• WORK TO COMPLETE:
Copy each line with the word "nouns" in it.

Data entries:
- - -

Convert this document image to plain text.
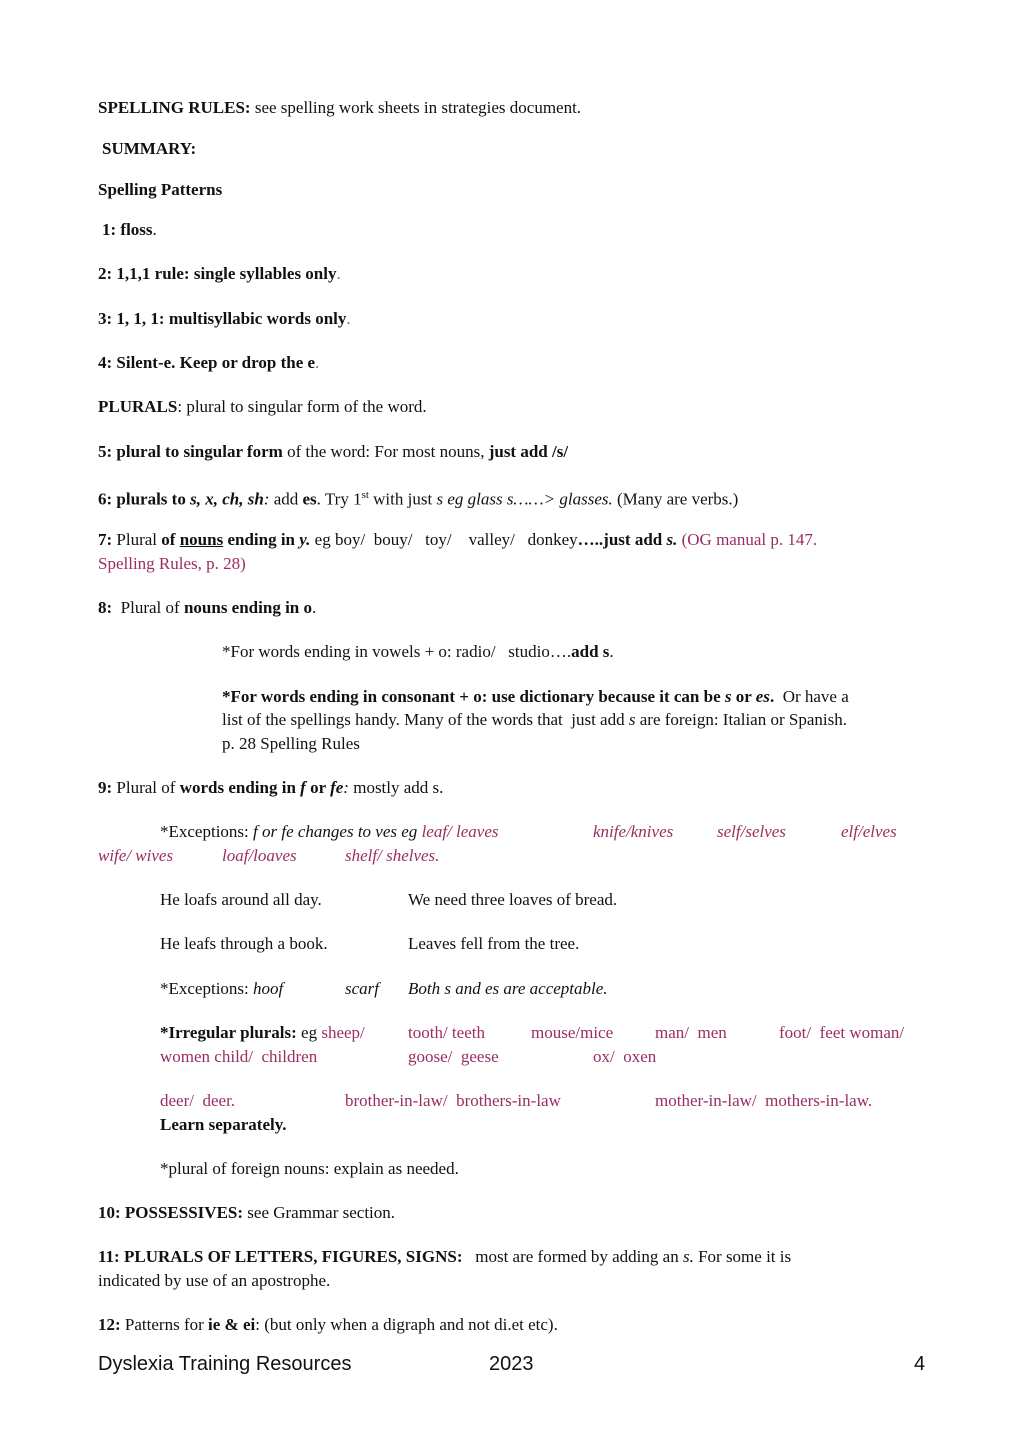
SPELLING RULES: see spelling work sheets in strategies document.
SUMMARY:
Spelling Patterns
1: floss.
2: 1,1,1 rule: single syllables only.
3: 1, 1, 1: multisyllabic words only.
4: Silent-e. Keep or drop the e.
PLURALS: plural to singular form of the word.
5: plural to singular form of the word: For most nouns, just add /s/
6: plurals to s, x, ch, sh: add es. Try 1st with just s eg glass s……> glasses. (Many are verbs.)
7: Plural of nouns ending in y. eg boy/  bouy/   toy/    valley/   donkey…..just add s. (OG manual p. 147.
Spelling Rules, p. 28)
8:  Plural of nouns ending in o.
*For words ending in vowels + o: radio/   studio….add s.
*For words ending in consonant + o: use dictionary because it can be s or es.  Or have a
list of the spellings handy. Many of the words that  just add s are foreign: Italian or Spanish.
p. 28 Spelling Rules
9: Plural of words ending in f or fe: mostly add s.
*Exceptions: f or fe changes to ves eg leaf/ leaves	knife/knives	self/selves	elf/elves
wife/ wives	loaf/loaves	shelf/ shelves.
He loafs around all day.	We need three loaves of bread.
He leafs through a book.	Leaves fell from the tree.
*Exceptions: hoof	scarf Both s and es are acceptable.
*Irregular plurals: eg sheep/	tooth/ teeth	mouse/mice man/  men	foot/  feet woman/
women child/  children	goose/  geese	ox/  oxen
deer/  deer.	brother-in-law/  brothers-in-law	mother-in-law/  mothers-in-law.
Learn separately.
*plural of foreign nouns: explain as needed.
10: POSSESSIVES: see Grammar section.
11: PLURALS OF LETTERS, FIGURES, SIGNS:   most are formed by adding an s. For some it is
indicated by use of an apostrophe.
12: Patterns for ie & ei: (but only when a digraph and not di.et etc).
Dyslexia Training Resources	2023	4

- - -

• FINISHED ANSWER:
5: plural to singular form of the word: For most nouns, just add /s/
7: Plural of nouns ending in y. eg boy/  bouy/   toy/    valley/   donkey…..just add s. (OG manual p. 147.
8:  Plural of nouns ending in o.
*plural of foreign nouns: explain as needed.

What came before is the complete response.